→ **EXTRACT**
--------------------
Overall Architecture

InfoCLIP builds upon the CAT-Seg framework, using a frozen pretrained CLIP as the teacher and a fine-tuned CLIP as the student. The core consists of three components: the LPAM module extracts pixel-text alignment relationships → information bottleneck compression denoises the representations → mutual information maximization distillation transfers the knowledge. The total loss is: task cross-entropy loss + \(\lambda_1\) compression loss + \(\lambda_2\) distillation loss.

Key Designs

  1. Learnable Pixel-Text Alignment Module (LPAM): Takes dense embeddings from the CLIP image encoder (\(D_V\)) and text encoder embeddings (\(D_L\)), and produces a semantic alignment map \(R \in \mathbb{R}^{(H \times W) \times N_C}\) via learned attention. Scaled dot-product attention is combined with residual cosine similarity. Teacher and student share LPAM parameters and produce \(R^T\) and \(R^S\), respectively. LPAM contains only 0.53M parameters and is extremely lightweight.
--------------------
→ **Dataset rows**
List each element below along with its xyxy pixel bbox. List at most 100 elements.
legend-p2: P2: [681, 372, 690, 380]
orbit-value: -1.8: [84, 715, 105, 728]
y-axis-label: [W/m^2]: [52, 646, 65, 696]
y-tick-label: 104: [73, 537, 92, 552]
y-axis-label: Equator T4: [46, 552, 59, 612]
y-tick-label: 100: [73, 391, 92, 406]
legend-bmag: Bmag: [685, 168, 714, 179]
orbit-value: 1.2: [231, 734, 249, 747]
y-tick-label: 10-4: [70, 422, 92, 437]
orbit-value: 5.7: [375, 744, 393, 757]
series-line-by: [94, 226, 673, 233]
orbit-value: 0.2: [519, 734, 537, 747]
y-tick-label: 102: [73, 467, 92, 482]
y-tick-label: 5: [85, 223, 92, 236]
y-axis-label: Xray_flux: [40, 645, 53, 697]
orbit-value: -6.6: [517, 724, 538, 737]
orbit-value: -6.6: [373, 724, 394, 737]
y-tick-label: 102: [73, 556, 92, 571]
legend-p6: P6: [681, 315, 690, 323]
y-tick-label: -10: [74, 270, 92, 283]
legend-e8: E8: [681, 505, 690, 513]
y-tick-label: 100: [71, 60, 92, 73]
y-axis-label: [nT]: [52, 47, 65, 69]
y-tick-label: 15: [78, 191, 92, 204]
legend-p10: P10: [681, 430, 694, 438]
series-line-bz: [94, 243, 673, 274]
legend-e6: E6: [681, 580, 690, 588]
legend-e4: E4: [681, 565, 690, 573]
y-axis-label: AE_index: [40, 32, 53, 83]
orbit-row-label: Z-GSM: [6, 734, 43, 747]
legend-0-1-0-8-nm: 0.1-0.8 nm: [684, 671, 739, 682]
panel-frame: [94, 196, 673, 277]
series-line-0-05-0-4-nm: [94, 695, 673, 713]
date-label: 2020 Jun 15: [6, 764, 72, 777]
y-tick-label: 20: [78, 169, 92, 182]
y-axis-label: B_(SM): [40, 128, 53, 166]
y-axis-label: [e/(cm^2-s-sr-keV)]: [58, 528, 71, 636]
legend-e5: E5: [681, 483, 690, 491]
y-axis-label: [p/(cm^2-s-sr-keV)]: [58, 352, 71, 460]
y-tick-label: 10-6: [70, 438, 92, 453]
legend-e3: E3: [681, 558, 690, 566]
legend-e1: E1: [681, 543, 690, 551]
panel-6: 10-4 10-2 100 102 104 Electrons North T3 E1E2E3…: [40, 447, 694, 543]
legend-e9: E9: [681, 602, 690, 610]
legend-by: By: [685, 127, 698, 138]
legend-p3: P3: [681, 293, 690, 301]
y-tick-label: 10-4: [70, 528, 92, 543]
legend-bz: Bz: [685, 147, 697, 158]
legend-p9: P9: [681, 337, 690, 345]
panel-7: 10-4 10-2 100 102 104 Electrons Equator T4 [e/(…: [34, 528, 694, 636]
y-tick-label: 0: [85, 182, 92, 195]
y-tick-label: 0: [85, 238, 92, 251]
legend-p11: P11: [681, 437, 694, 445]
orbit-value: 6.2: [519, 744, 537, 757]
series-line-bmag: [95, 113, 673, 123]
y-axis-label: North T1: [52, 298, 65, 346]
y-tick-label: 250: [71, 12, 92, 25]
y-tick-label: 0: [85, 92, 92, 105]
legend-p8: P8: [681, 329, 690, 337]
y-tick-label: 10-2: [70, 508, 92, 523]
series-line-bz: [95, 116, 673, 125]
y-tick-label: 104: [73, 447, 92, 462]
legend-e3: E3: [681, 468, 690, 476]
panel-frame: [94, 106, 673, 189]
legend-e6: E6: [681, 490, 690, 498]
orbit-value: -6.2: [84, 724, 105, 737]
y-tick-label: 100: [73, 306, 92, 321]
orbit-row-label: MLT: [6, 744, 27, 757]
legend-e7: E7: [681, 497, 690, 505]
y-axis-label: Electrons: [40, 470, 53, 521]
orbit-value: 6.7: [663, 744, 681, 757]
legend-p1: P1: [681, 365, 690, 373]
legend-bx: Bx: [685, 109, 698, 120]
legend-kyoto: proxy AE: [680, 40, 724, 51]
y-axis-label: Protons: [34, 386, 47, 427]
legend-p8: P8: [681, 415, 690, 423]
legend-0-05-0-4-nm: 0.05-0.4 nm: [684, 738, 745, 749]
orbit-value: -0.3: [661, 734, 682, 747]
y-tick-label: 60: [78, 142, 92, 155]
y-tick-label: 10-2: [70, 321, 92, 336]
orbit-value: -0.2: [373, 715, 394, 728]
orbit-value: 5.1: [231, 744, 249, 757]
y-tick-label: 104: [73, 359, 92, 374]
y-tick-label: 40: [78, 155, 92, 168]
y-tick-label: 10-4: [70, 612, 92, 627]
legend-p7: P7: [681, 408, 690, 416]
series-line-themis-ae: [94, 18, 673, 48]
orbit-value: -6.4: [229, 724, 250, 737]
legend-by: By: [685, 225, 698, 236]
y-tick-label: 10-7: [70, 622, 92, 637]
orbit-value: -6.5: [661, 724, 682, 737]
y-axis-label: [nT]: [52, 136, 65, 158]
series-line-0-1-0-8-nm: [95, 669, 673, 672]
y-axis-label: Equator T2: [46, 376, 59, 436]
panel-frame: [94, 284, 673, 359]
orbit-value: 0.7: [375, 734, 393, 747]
--------------------
→ **WRITTEN PROBLEM 1**
In the InfoCLIP overview, transcribe the stretch from "Overall Architecture" through "loss + \(\lambda_2\) distillation loss.".
→ **WRITTEN PROBLEM 2**
Answer these questions from the InfoCLIP overview:
(a) Which framework does InfoCLIP build upon?
(b) What serves as the teacher in InfoCLIP?
(c) How many parameters does LPAM contain?
→ **WRITTEN PROBLEM 3**
Write the next part of the InfoCLIP overview, starting after its last sentence.

→ **OUTPUT 1**
Overall Architecture

InfoCLIP builds upon the CAT-Seg framework, using a frozen pretrained CLIP as the teacher and a fine-tuned CLIP as the student. The core consists of three components: the LPAM module extracts pixel-text alignment relationships → information bottleneck compression denoises the representations → mutual information maximization distillation transfers the knowledge. The total loss is: task cross-entropy loss + \(\lambda_1\) compression loss + \(\lambda_2\) distillation loss.

→ **OUTPUT 2**
(a) The CAT-Seg framework.
(b) A frozen pretrained CLIP.
(c) 0.53M parameters.

→ **OUTPUT 3**
  2. Semantic Compression via Information Bottleneck (compression loss \(\mathcal{L}_c\)): Minimizes the mutual information between the pretrained CLIP input embeddings \((D_V^T, D_L^T)\) and the alignment map \(R^T\). Matrix-based Rényi \(\alpha\)-entropy is adopted; when \(\alpha=2\), it can be approximated via the Frobenius norm, avoiding eigenvalue decomposition and reducing computational complexity from \(O(n^3)\) to \(O(n^2)\). Intuitively, the first term compresses redundant signals in the alignment features, while the second term preserves joint semantic information among image, text, and alignment, forming an information bottleneck that filters out noise.

  3. Alignment Transfer via Mutual Information (distillation loss \(\mathcal{L}_d\)): Maximizes the Rényi mutual information between the teacher alignment map \(R^T\) and the student alignment map \(R^S\). Compared to KL-divergence distillation, mutual information preserves structural information without requiring density estimation, providing a stable and differentiable optimization objective. The first two terms serve as regularization, and the third term enforces relational alignment consistency between teacher and student.

Loss & Training

\(\mathcal{L} = \mathcal{L}_{task} + \lambda_1 \mathcal{L}_c + \lambda_2 \mathcal{L}_d\), with \(\lambda_1 = \lambda_2 = 1\) (determined via hyperparameter sensitivity analysis). AdamW optimizer; decoder and distillation module learning rate \(= 2 \times 10^{-4}\); CLIP backbone learning rate \(= 2 \times 10^{-6}\); batch size \(= 4\); 80k iterations; trained on a single A800 GPU.

Key Experimental Results

Dataset Metric (mIoU) InfoCLIP (ViT-B) CAT-Seg (ViT-B) InfoCLIP (ViT-L) CAT-Seg (ViT-L)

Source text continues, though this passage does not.